:: What is required ::
Examine the entries below, count the lines holding the string "Destination", and respond with the number only.
#### Material supplied ####
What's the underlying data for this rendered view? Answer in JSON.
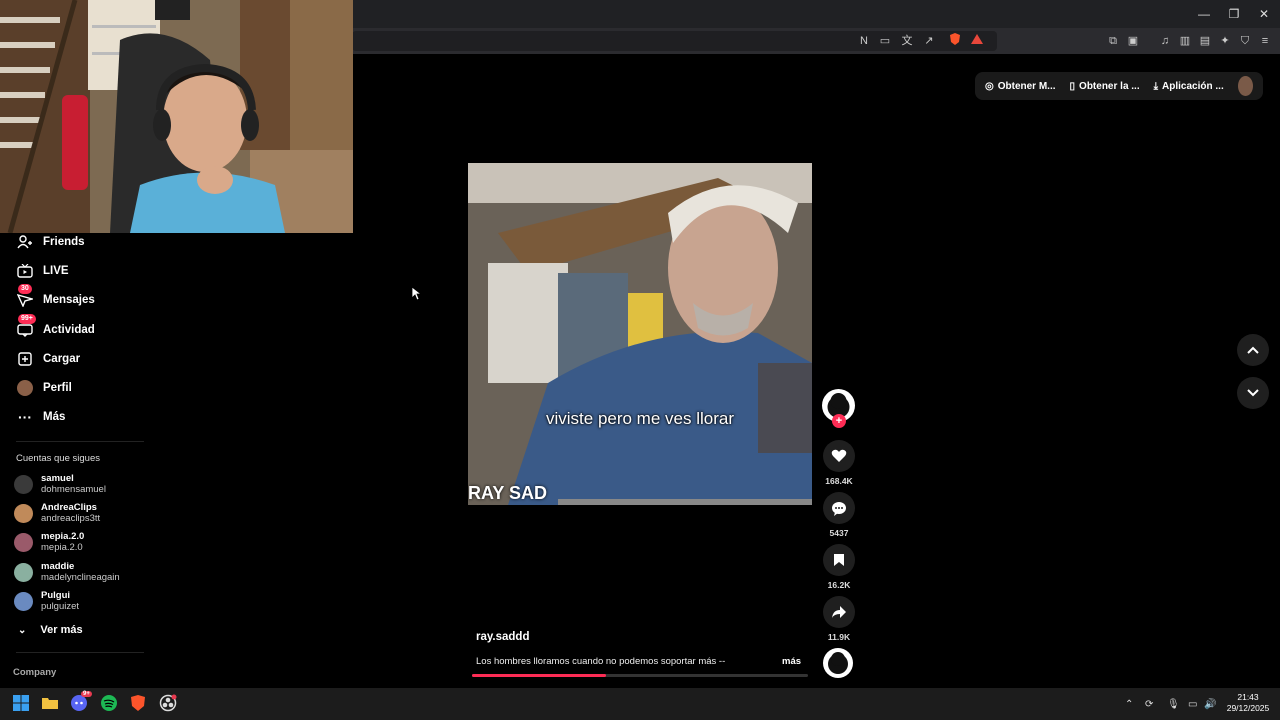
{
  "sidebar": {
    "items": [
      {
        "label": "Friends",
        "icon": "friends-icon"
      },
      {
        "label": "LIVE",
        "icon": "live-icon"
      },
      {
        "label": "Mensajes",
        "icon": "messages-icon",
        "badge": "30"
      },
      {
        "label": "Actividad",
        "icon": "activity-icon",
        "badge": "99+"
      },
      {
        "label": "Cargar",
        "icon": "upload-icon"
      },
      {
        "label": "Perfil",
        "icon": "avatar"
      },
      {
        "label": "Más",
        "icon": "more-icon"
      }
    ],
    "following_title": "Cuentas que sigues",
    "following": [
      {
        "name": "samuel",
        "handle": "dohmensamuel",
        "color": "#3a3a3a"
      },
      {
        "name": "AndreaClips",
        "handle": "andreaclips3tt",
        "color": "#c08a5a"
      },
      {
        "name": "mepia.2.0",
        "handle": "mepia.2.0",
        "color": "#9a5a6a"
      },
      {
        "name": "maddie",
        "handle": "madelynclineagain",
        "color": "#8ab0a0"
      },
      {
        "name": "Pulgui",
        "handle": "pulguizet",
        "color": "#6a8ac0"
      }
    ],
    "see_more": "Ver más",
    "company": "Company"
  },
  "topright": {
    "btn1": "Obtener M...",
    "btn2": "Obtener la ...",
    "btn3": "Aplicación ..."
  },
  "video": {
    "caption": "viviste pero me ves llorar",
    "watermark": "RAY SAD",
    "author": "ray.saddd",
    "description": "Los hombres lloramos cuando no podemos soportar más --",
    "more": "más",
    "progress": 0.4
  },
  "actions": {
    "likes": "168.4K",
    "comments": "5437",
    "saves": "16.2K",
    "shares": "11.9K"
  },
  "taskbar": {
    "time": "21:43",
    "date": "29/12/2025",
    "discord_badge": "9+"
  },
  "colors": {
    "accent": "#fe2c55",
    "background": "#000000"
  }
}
####
#### Material supplied ####
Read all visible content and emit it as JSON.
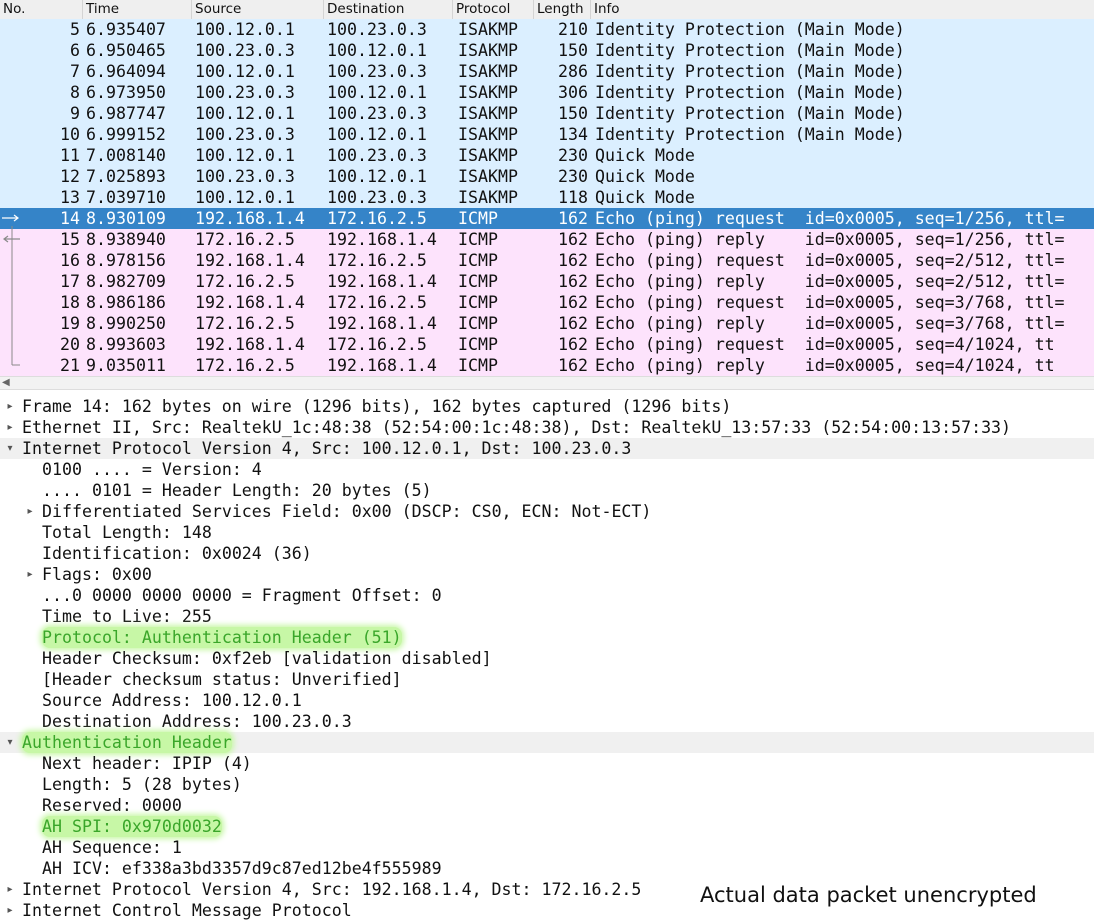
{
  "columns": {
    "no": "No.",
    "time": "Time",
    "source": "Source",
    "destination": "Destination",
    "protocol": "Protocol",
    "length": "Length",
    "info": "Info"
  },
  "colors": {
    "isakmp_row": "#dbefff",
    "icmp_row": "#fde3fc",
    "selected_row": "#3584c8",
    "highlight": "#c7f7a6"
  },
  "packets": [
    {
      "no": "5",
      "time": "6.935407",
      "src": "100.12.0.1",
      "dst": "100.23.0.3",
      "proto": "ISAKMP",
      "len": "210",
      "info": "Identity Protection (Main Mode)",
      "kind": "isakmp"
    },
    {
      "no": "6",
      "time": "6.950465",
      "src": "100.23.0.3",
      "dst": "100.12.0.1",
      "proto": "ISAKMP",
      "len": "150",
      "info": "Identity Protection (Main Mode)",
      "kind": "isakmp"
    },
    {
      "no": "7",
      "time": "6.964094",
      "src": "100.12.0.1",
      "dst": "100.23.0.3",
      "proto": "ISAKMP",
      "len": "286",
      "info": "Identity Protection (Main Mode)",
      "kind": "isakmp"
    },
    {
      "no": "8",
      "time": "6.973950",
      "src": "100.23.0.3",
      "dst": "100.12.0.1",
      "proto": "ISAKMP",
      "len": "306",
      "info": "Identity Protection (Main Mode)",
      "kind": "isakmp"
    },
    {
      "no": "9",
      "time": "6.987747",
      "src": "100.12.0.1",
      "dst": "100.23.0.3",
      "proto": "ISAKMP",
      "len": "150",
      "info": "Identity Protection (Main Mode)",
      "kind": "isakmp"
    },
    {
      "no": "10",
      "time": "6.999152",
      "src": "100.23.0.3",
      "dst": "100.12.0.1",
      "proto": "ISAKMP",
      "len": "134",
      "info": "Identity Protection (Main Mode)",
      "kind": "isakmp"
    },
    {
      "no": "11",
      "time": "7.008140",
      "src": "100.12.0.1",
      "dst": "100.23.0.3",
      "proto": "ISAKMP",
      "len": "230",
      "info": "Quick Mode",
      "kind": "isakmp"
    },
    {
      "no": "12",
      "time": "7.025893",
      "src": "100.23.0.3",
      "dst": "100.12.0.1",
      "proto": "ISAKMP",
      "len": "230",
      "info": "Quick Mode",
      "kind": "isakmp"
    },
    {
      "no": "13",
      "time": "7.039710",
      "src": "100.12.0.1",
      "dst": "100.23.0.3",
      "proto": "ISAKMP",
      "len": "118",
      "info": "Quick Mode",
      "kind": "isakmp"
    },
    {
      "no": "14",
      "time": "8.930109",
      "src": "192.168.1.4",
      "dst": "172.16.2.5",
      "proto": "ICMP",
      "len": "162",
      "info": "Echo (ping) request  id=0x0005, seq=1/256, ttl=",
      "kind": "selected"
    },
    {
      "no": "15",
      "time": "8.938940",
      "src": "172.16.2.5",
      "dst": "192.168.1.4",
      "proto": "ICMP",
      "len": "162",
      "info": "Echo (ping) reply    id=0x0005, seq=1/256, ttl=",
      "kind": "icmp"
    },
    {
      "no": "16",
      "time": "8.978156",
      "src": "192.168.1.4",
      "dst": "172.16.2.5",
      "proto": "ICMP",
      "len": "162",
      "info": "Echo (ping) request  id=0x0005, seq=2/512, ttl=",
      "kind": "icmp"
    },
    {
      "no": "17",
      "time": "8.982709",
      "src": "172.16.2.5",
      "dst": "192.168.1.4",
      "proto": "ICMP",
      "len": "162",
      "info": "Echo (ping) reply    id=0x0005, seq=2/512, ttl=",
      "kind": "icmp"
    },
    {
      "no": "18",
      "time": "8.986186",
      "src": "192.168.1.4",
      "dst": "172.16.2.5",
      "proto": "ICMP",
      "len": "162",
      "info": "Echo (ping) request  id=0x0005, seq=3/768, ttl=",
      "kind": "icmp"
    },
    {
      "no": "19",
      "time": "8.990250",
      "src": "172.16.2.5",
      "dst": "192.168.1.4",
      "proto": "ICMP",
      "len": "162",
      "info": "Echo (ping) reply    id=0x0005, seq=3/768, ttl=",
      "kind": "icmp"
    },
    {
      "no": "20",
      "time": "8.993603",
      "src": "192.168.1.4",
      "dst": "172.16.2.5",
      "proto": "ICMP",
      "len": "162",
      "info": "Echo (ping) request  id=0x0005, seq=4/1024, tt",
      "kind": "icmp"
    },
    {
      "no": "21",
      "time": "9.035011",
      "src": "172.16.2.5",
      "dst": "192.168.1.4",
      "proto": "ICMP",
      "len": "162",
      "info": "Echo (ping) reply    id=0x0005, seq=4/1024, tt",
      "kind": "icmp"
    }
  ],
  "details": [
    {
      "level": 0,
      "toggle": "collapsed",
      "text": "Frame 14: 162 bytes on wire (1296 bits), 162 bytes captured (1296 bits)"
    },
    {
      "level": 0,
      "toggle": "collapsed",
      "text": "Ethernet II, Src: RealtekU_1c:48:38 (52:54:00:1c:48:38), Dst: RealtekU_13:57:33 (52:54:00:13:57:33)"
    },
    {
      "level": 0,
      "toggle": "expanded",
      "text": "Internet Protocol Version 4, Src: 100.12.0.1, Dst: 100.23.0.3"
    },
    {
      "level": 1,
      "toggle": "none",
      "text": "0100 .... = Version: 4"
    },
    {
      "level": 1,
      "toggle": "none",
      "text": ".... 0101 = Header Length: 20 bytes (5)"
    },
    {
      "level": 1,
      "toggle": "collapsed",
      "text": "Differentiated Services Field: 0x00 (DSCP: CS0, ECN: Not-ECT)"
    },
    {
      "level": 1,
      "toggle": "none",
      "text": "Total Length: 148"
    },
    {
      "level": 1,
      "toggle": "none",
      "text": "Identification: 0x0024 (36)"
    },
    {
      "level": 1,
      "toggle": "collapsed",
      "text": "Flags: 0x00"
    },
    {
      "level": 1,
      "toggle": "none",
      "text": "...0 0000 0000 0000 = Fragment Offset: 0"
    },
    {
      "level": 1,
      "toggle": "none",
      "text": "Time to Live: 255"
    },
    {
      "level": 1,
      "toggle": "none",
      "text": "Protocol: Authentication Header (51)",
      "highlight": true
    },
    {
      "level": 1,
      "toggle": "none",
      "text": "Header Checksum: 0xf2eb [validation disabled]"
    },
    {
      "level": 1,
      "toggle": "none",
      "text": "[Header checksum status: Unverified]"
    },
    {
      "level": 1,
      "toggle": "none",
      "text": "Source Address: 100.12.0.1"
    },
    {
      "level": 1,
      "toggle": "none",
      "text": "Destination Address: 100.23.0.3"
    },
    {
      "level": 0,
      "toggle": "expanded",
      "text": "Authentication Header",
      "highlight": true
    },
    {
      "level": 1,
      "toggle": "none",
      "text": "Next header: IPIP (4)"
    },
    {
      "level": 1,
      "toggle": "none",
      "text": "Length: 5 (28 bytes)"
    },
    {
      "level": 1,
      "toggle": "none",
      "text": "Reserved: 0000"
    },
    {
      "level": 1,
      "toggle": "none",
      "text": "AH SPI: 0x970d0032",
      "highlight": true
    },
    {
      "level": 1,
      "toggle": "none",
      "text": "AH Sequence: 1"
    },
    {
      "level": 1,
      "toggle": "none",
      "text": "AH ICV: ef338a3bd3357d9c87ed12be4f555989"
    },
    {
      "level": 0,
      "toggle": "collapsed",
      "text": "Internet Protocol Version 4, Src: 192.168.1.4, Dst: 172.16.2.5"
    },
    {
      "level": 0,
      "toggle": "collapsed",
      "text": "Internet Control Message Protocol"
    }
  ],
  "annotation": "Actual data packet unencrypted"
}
####
:: Result below ::
2